■ Aim:
Print every entry word for word, but omit the pictures.

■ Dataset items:
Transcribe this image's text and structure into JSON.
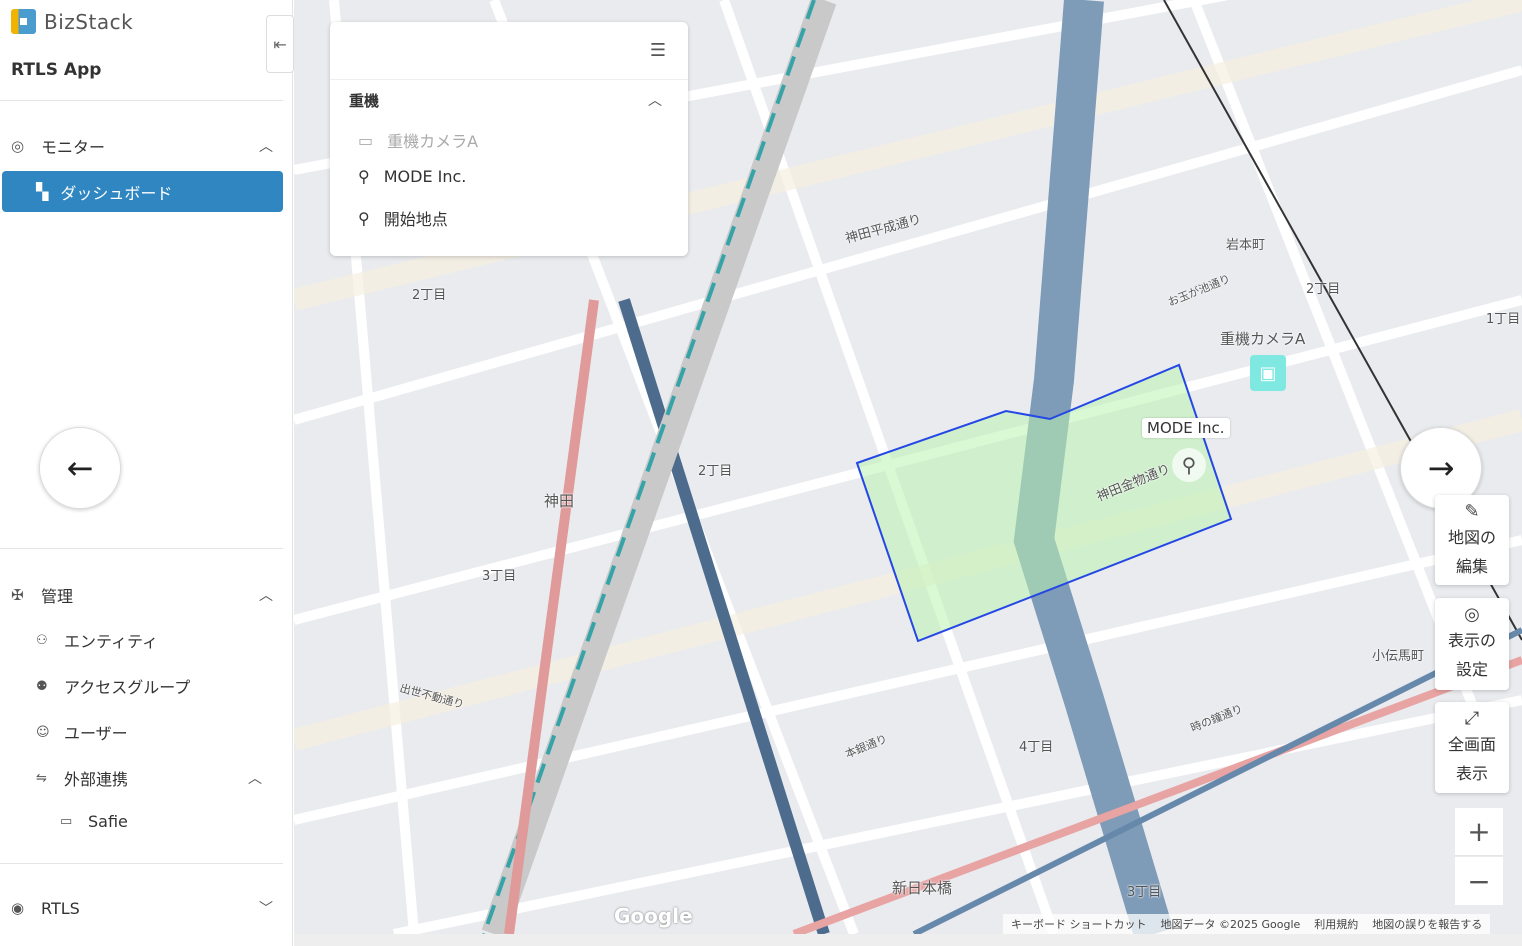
{
  "sidebar": {
    "brand": "BizStack",
    "app": "RTLS App",
    "collapse_icon": "collapse-menu-icon",
    "monitor": {
      "label": "モニター",
      "items": [
        {
          "label": "ダッシュボード",
          "active": true
        }
      ]
    },
    "admin": {
      "label": "管理",
      "items": [
        {
          "label": "エンティティ"
        },
        {
          "label": "アクセスグループ"
        },
        {
          "label": "ユーザー"
        },
        {
          "label": "外部連携"
        }
      ],
      "external": [
        {
          "label": "Safie"
        }
      ]
    },
    "rtls": {
      "label": "RTLS"
    }
  },
  "panel": {
    "group": "重機",
    "items": [
      {
        "label": "重機カメラA",
        "icon": "camera-icon",
        "dim": true
      },
      {
        "label": "MODE Inc.",
        "icon": "pin-icon"
      },
      {
        "label": "開始地点",
        "icon": "pin-icon"
      }
    ]
  },
  "map": {
    "markers": {
      "camera": "重機カメラA",
      "mode": "MODE Inc."
    },
    "labels": [
      "神田平成通り",
      "岩本町",
      "2丁目",
      "3丁目",
      "4丁目",
      "神田",
      "新日本橋",
      "小伝馬町",
      "お玉が池通り",
      "時の鐘通り",
      "本銀通り",
      "出世不動通り",
      "神田金物通り",
      "1丁目"
    ],
    "controls": {
      "edit": [
        "地図の",
        "編集"
      ],
      "display": [
        "表示の",
        "設定"
      ],
      "fullscreen": [
        "全画面",
        "表示"
      ],
      "zoom_in": "+",
      "zoom_out": "−"
    },
    "attribution": [
      "キーボード ショートカット",
      "地図データ ©2025 Google",
      "利用規約",
      "地図の誤りを報告する"
    ],
    "google": "Google"
  },
  "colors": {
    "accent": "#2f86c0",
    "polygon": "#2447e6",
    "fill": "#b9f3b0"
  }
}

■ Written response:
Transcribe this image's text and structure into JSON.
{
  "sidebar": {
    "brand": "BizStack",
    "app": "RTLS App",
    "collapse_icon": "collapse-menu-icon",
    "monitor": {
      "label": "モニター",
      "items": [
        {
          "label": "ダッシュボード",
          "active": true
        }
      ]
    },
    "admin": {
      "label": "管理",
      "items": [
        {
          "label": "エンティティ"
        },
        {
          "label": "アクセスグループ"
        },
        {
          "label": "ユーザー"
        },
        {
          "label": "外部連携"
        }
      ],
      "external": [
        {
          "label": "Safie"
        }
      ]
    },
    "rtls": {
      "label": "RTLS"
    }
  },
  "panel": {
    "group": "重機",
    "items": [
      {
        "label": "重機カメラA",
        "icon": "camera-icon",
        "dim": true
      },
      {
        "label": "MODE Inc.",
        "icon": "pin-icon"
      },
      {
        "label": "開始地点",
        "icon": "pin-icon"
      }
    ]
  },
  "map": {
    "markers": {
      "camera": "重機カメラA",
      "mode": "MODE Inc."
    },
    "labels": [
      "神田平成通り",
      "岩本町",
      "2丁目",
      "3丁目",
      "4丁目",
      "神田",
      "新日本橋",
      "小伝馬町",
      "お玉が池通り",
      "時の鐘通り",
      "本銀通り",
      "出世不動通り",
      "神田金物通り",
      "1丁目"
    ],
    "controls": {
      "edit": [
        "地図の",
        "編集"
      ],
      "display": [
        "表示の",
        "設定"
      ],
      "fullscreen": [
        "全画面",
        "表示"
      ],
      "zoom_in": "+",
      "zoom_out": "−"
    },
    "attribution": [
      "キーボード ショートカット",
      "地図データ ©2025 Google",
      "利用規約",
      "地図の誤りを報告する"
    ],
    "google": "Google"
  },
  "colors": {
    "accent": "#2f86c0",
    "polygon": "#2447e6",
    "fill": "#b9f3b0"
  }
}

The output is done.